> _WORK TO COMPLETE_
Reproduce the section of the entries that begins with the line containing "top-ad-banner[interactable] bbox=[208, 42, 993, 46]" and ends with the line containing "rank-name: アニメ！アニメ！ bbox=[228, 528, 364, 549]", both lines included.

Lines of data
- - - - - - -
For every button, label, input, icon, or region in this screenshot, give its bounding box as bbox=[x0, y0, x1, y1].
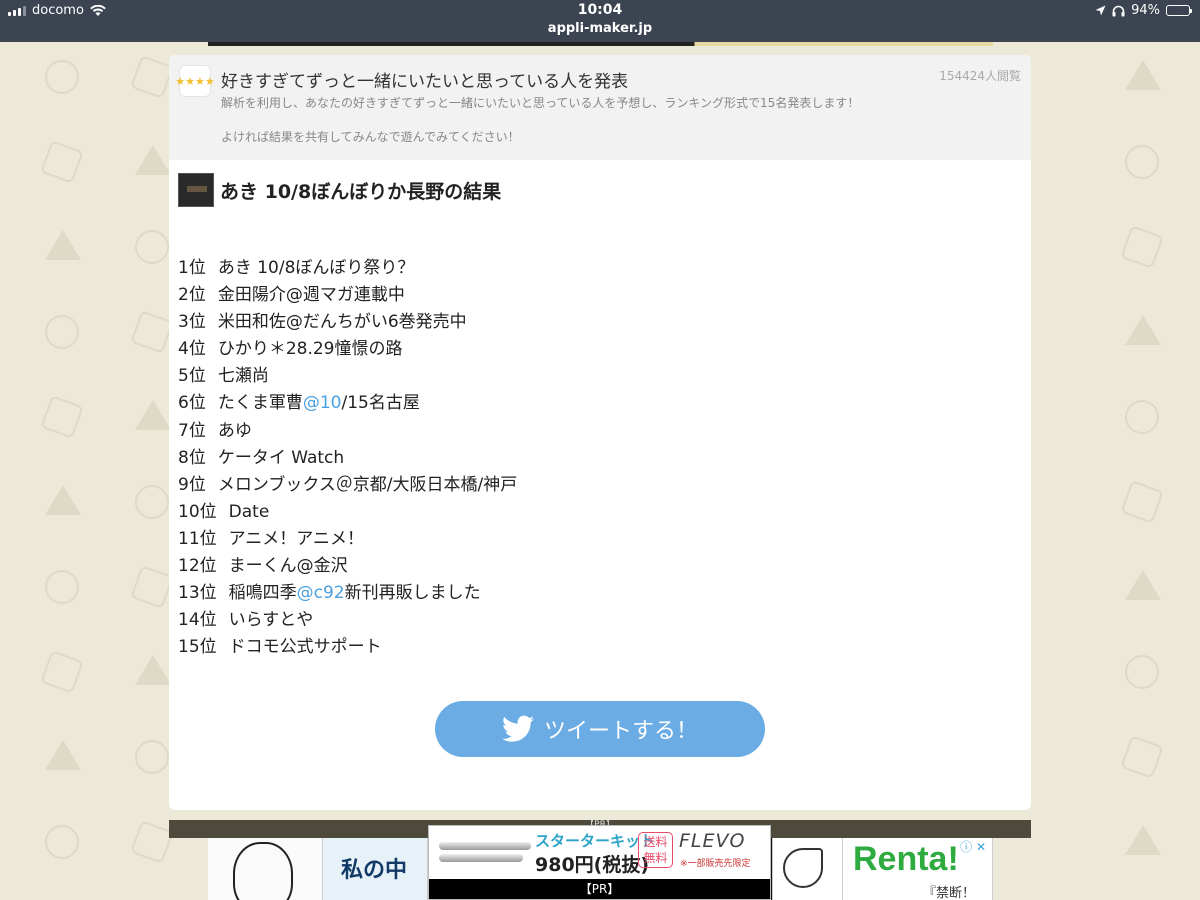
top-ad-banner[interactable] bbox=[208, 42, 993, 46]
result-card: ★★★★ 好きすぎてずっと一緒にいたいと思っている人を発表 154424人閲覧 … bbox=[169, 55, 1031, 810]
ad-info-close-icon[interactable]: ⓘ ✕ bbox=[960, 838, 986, 855]
rank-name-suffix: /15名古屋 bbox=[341, 393, 420, 414]
rank-name: まーくん@金沢 bbox=[228, 556, 348, 577]
sketch-illustration bbox=[783, 848, 823, 888]
ranking-list: 1位 あき 10/8ぼんぼり祭り？ 2位 金田陽介@週マガ連載中 3位 米田和佐@だんちが… bbox=[178, 255, 517, 661]
battery-percent: 94% bbox=[1131, 3, 1160, 18]
ranking-item: 7位 あゆ bbox=[178, 418, 517, 445]
manga-face-illustration bbox=[233, 842, 293, 900]
rank-label: 6位 bbox=[178, 393, 206, 414]
rank-name: あき 10/8ぼんぼり祭り？ bbox=[217, 258, 415, 278]
address-bar-url[interactable]: appli-maker.jp bbox=[0, 21, 1200, 36]
rank-label: 5位 bbox=[178, 366, 206, 387]
rank-name-suffix: 新刊再販しました bbox=[344, 583, 481, 604]
app-header: ★★★★ 好きすぎてずっと一緒にいたいと思っている人を発表 154424人閲覧 … bbox=[169, 55, 1031, 160]
app-description: 解析を利用し、あなたの好きすぎてずっと一緒にいたいと思っている人を予想し、ランキ… bbox=[221, 95, 1001, 145]
ranking-item: 11位 アニメ！アニメ！ bbox=[178, 526, 517, 553]
rank-label: 13位 bbox=[178, 583, 217, 604]
rank-name: メロンブックス＠京都/大阪日本橋/神戸 bbox=[217, 474, 518, 495]
rank-name: アニメ！アニメ！ bbox=[228, 528, 364, 549]
ranking-item: 12位 まーくん@金沢 bbox=[178, 553, 517, 580]
ranking-item: 5位 七瀬尚 bbox=[178, 363, 517, 390]
rank-name: いらすとや bbox=[228, 610, 314, 631]
mention-link[interactable]: @c92 bbox=[297, 583, 345, 603]
view-count: 154424人閲覧 bbox=[939, 69, 1021, 83]
ranking-item: 8位 ケータイ Watch bbox=[178, 445, 517, 472]
clock: 10:04 bbox=[577, 2, 623, 18]
ranking-item: 3位 米田和佐@だんちがい6巻発売中 bbox=[178, 309, 517, 336]
ad-pr-label: 【PR】 bbox=[429, 879, 770, 899]
result-heading: あき 10/8ぼんぼりか長野の結果 bbox=[178, 173, 501, 207]
app-stars-icon: ★★★★ bbox=[175, 65, 215, 97]
ad-note: ※一部販売先限定 bbox=[680, 859, 751, 869]
rank-label: 14位 bbox=[178, 610, 217, 631]
renta-subtext: 『禁断！ bbox=[923, 886, 976, 900]
result-title: あき 10/8ぼんぼりか長野の結果 bbox=[220, 180, 502, 203]
app-title[interactable]: 好きすぎてずっと一緒にいたいと思っている人を発表 bbox=[221, 67, 628, 92]
ad-manga-tile[interactable] bbox=[208, 838, 323, 900]
rank-name: 七瀬尚 bbox=[217, 366, 269, 387]
ad-blue-text: 私の中 bbox=[341, 857, 408, 883]
rank-name: たくま軍曹 bbox=[217, 393, 303, 414]
ranking-item: 4位 ひかり＊28.29憧憬の路 bbox=[178, 336, 517, 363]
ad-price: 980円(税抜) bbox=[535, 854, 650, 876]
description-line-2: よければ結果を共有してみんなで遊んでみてください！ bbox=[221, 130, 520, 144]
rank-label: 4位 bbox=[178, 339, 206, 360]
twitter-bird-icon bbox=[501, 715, 534, 742]
rank-name: ひかり＊28.29憧憬の路 bbox=[217, 339, 403, 360]
ad-renta-tile[interactable]: Renta! 『禁断！ ⓘ ✕ bbox=[843, 838, 993, 900]
headphones-icon bbox=[1112, 5, 1125, 16]
rank-label: 8位 bbox=[178, 447, 206, 468]
ranking-item: 14位 いらすとや bbox=[178, 607, 517, 634]
ranking-item: 6位 たくま軍曹@10/15名古屋 bbox=[178, 390, 517, 417]
ranking-item: 2位 金田陽介@週マガ連載中 bbox=[178, 282, 517, 309]
rank-name: Date bbox=[228, 501, 270, 522]
ad-sketch-tile[interactable] bbox=[773, 838, 843, 900]
rank-label: 9位 bbox=[178, 474, 206, 495]
location-arrow-icon bbox=[1095, 5, 1106, 16]
product-pen-image-2 bbox=[439, 854, 523, 862]
ad-headline: スターターキット bbox=[535, 832, 656, 850]
rank-label: 1位 bbox=[178, 258, 206, 278]
status-right: 94% bbox=[1095, 3, 1192, 18]
product-pen-image bbox=[439, 842, 531, 850]
overlay-ad[interactable]: スターターキット 980円(税抜) 送料 無料 FLEVO ※一部販売先限定 【P… bbox=[428, 825, 771, 900]
ios-status-bar: docomo 10:04 appli-maker.jp 94% bbox=[0, 0, 1200, 42]
rank-label: 12位 bbox=[178, 556, 217, 577]
mention-link[interactable]: @10 bbox=[303, 393, 342, 413]
rank-name: ケータイ Watch bbox=[217, 447, 345, 468]
battery-icon bbox=[1166, 5, 1192, 16]
rank-name: ドコモ公式サポート bbox=[228, 637, 382, 658]
ad-brand: FLEVO bbox=[679, 830, 746, 852]
ranking-item: 9位 メロンブックス＠京都/大阪日本橋/神戸 bbox=[178, 472, 517, 499]
rank-name: あゆ bbox=[217, 420, 252, 441]
ranking-item: 1位 あき 10/8ぼんぼり祭り？ bbox=[178, 255, 517, 282]
avatar bbox=[178, 173, 214, 207]
tweet-button[interactable]: ツイートする！ bbox=[435, 701, 765, 757]
ad-blue-tile[interactable]: 私の中 bbox=[323, 838, 428, 900]
rank-label: 11位 bbox=[178, 528, 217, 549]
ranking-item: 15位 ドコモ公式サポート bbox=[178, 634, 517, 661]
renta-logo: Renta! bbox=[853, 840, 959, 878]
rank-label: 7位 bbox=[178, 420, 206, 441]
rank-name: 稲鳴四季 bbox=[228, 583, 297, 604]
rank-name: 金田陽介@週マガ連載中 bbox=[217, 285, 405, 306]
rank-label: 2位 bbox=[178, 285, 206, 306]
ranking-item: 10位 Date bbox=[178, 499, 517, 526]
ranking-item: 13位 稲鳴四季@c92新刊再販しました bbox=[178, 580, 517, 607]
rank-label: 3位 bbox=[178, 312, 206, 333]
tweet-button-label: ツイートする！ bbox=[543, 719, 698, 744]
free-shipping-badge: 送料 無料 bbox=[638, 832, 673, 868]
description-line-1: 解析を利用し、あなたの好きすぎてずっと一緒にいたいと思っている人を予想し、ランキ… bbox=[221, 96, 860, 110]
rank-name: 米田和佐@だんちがい6巻発売中 bbox=[217, 312, 467, 333]
rank-label: 10位 bbox=[178, 501, 217, 522]
rank-label: 15位 bbox=[178, 637, 217, 658]
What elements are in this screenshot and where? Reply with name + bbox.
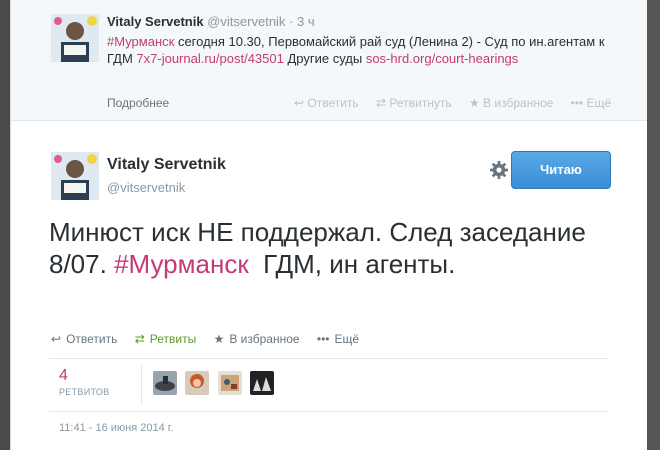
- - - - - - -
> _THE OUTPUT_
top-ad-banner[interactable] bbox=[208, 42, 993, 46]
result-card: ★★★★ 好きすぎてずっと一緒にいたいと思っている人を発表 154424人閲覧 … bbox=[169, 55, 1031, 810]
ad-info-close-icon[interactable]: ⓘ ✕ bbox=[960, 838, 986, 855]
rank-name-suffix: /15名古屋 bbox=[341, 393, 420, 414]
rank-name: まーくん@金沢 bbox=[228, 556, 348, 577]
sketch-illustration bbox=[783, 848, 823, 888]
ranking-list: 1位 あき 10/8ぼんぼり祭り？ 2位 金田陽介@週マガ連載中 3位 米田和佐@だんちが… bbox=[178, 255, 517, 661]
battery-percent: 94% bbox=[1131, 3, 1160, 18]
ranking-item: 7位 あゆ bbox=[178, 418, 517, 445]
manga-face-illustration bbox=[233, 842, 293, 900]
rank-label: 6位 bbox=[178, 393, 206, 414]
rank-name: あき 10/8ぼんぼり祭り？ bbox=[217, 258, 415, 278]
address-bar-url[interactable]: appli-maker.jp bbox=[0, 21, 1200, 36]
rank-label: 5位 bbox=[178, 366, 206, 387]
rank-name-suffix: 新刊再販しました bbox=[344, 583, 481, 604]
app-header: ★★★★ 好きすぎてずっと一緒にいたいと思っている人を発表 154424人閲覧 … bbox=[169, 55, 1031, 160]
app-description: 解析を利用し、あなたの好きすぎてずっと一緒にいたいと思っている人を予想し、ランキ… bbox=[221, 95, 1001, 145]
ranking-item: 11位 アニメ！アニメ！ bbox=[178, 526, 517, 553]
rank-label: 13位 bbox=[178, 583, 217, 604]
rank-name: メロンブックス＠京都/大阪日本橋/神戸 bbox=[217, 474, 518, 495]
rank-name: アニメ！アニメ！ bbox=[228, 528, 364, 549]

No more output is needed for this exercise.